### DATA SHOWN
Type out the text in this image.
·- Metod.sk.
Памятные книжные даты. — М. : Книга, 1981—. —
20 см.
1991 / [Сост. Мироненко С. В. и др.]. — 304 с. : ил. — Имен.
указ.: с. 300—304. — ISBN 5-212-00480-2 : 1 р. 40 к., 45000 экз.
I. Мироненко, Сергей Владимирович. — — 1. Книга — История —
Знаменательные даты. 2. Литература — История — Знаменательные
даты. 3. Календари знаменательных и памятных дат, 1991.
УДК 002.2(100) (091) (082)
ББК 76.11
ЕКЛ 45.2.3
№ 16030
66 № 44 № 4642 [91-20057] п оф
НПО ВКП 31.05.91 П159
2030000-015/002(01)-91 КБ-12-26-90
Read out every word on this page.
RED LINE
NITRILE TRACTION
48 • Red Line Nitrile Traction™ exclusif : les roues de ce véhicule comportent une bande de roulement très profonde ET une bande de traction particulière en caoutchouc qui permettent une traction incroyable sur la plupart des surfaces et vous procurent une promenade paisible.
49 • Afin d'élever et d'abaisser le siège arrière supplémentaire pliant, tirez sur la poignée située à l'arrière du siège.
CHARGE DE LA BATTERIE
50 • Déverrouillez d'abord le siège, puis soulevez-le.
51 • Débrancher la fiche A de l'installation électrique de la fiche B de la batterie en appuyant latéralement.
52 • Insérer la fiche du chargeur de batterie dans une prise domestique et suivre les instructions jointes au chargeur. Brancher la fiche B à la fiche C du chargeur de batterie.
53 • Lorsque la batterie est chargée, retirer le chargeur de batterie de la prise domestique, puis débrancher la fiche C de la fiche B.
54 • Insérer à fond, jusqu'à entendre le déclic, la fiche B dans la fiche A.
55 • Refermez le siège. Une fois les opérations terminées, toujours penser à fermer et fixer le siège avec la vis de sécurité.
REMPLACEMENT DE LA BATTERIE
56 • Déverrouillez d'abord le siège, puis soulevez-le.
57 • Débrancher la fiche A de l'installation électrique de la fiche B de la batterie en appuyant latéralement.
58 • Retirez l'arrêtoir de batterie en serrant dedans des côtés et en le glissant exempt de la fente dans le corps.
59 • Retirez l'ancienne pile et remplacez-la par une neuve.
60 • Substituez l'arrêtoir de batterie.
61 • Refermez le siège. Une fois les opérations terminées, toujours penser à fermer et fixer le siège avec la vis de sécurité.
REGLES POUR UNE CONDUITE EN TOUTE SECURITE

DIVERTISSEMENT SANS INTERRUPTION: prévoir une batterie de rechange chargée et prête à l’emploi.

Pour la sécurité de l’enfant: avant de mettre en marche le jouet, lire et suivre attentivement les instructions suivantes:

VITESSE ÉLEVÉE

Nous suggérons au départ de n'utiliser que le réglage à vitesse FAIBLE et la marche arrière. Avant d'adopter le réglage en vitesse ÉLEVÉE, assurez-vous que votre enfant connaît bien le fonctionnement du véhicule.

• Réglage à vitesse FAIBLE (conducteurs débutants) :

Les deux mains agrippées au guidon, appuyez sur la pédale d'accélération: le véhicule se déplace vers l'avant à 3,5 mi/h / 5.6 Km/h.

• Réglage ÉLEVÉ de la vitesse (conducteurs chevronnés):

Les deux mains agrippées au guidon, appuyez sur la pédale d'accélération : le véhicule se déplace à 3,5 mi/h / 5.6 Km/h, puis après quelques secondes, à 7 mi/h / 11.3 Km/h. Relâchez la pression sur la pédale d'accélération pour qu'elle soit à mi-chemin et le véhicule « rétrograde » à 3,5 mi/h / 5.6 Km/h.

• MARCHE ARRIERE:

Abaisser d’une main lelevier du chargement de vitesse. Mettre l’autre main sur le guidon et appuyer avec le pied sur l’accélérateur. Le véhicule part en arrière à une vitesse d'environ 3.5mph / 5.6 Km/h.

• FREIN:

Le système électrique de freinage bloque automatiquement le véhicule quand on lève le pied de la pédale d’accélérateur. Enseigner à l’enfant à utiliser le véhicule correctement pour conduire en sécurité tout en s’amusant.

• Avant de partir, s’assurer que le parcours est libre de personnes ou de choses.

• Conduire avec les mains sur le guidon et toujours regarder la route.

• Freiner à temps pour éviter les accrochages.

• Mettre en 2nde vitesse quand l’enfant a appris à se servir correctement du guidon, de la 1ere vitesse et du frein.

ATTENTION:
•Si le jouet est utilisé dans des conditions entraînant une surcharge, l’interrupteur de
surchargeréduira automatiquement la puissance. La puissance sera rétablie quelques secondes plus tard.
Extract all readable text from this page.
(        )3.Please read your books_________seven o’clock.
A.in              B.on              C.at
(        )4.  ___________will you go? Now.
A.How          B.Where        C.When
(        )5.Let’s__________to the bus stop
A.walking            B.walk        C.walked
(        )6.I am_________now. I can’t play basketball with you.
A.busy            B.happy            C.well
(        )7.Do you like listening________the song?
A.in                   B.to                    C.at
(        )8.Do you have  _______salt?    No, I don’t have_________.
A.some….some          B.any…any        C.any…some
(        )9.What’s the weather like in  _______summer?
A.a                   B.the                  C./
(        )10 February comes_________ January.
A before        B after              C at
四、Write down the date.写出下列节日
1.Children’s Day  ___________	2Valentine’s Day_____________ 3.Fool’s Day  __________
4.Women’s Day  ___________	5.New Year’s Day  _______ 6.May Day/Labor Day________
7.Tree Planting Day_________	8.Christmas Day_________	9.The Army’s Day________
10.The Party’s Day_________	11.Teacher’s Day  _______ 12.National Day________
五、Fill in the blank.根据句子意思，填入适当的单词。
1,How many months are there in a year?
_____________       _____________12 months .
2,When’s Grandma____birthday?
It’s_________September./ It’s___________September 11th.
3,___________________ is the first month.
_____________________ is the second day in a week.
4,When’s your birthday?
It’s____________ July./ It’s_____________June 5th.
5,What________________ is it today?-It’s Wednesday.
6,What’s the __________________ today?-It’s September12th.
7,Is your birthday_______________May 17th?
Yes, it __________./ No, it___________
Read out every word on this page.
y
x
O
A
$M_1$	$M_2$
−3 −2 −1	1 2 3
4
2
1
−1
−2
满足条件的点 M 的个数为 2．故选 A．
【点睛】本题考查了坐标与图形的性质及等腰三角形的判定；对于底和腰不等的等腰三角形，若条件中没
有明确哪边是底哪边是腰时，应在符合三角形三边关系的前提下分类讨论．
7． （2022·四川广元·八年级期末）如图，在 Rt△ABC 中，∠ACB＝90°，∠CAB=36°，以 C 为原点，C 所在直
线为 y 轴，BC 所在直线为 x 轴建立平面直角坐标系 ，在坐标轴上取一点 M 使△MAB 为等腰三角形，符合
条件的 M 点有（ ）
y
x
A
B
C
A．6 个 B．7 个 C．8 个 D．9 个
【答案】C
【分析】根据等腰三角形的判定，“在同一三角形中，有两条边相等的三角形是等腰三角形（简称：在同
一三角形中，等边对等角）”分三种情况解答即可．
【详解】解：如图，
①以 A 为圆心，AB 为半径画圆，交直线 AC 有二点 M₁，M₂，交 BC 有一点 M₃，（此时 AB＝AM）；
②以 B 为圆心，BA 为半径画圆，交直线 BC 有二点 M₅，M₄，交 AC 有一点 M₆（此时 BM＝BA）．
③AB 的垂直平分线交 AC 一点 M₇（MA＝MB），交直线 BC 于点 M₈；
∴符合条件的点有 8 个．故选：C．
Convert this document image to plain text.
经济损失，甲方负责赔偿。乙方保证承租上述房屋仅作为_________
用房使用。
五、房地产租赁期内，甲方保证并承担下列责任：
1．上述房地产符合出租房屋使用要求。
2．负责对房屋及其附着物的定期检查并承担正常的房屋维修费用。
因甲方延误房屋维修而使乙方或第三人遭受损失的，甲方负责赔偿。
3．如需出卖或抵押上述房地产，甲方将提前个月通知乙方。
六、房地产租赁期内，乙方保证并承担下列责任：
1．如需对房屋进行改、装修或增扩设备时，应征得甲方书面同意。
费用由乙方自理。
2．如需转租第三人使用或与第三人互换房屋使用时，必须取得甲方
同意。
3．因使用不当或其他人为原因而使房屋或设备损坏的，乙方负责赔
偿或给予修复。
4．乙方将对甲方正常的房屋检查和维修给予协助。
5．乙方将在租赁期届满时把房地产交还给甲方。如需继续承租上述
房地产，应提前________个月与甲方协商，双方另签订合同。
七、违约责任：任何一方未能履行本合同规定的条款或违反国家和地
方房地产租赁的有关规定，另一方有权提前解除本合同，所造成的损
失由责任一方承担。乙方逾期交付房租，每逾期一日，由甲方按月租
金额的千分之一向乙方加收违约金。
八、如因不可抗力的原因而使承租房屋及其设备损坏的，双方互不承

### WHAT YOU SHOULD DO
From the records above, pull out each line that has "penser".

### SOLUTION FOR THIS EXERCISE
55 • Refermez le siège. Une fois les opérations terminées, toujours penser à fermer et fixer le siège avec la vis de sécurité.
61 • Refermez le siège. Une fois les opérations terminées, toujours penser à fermer et fixer le siège avec la vis de sécurité.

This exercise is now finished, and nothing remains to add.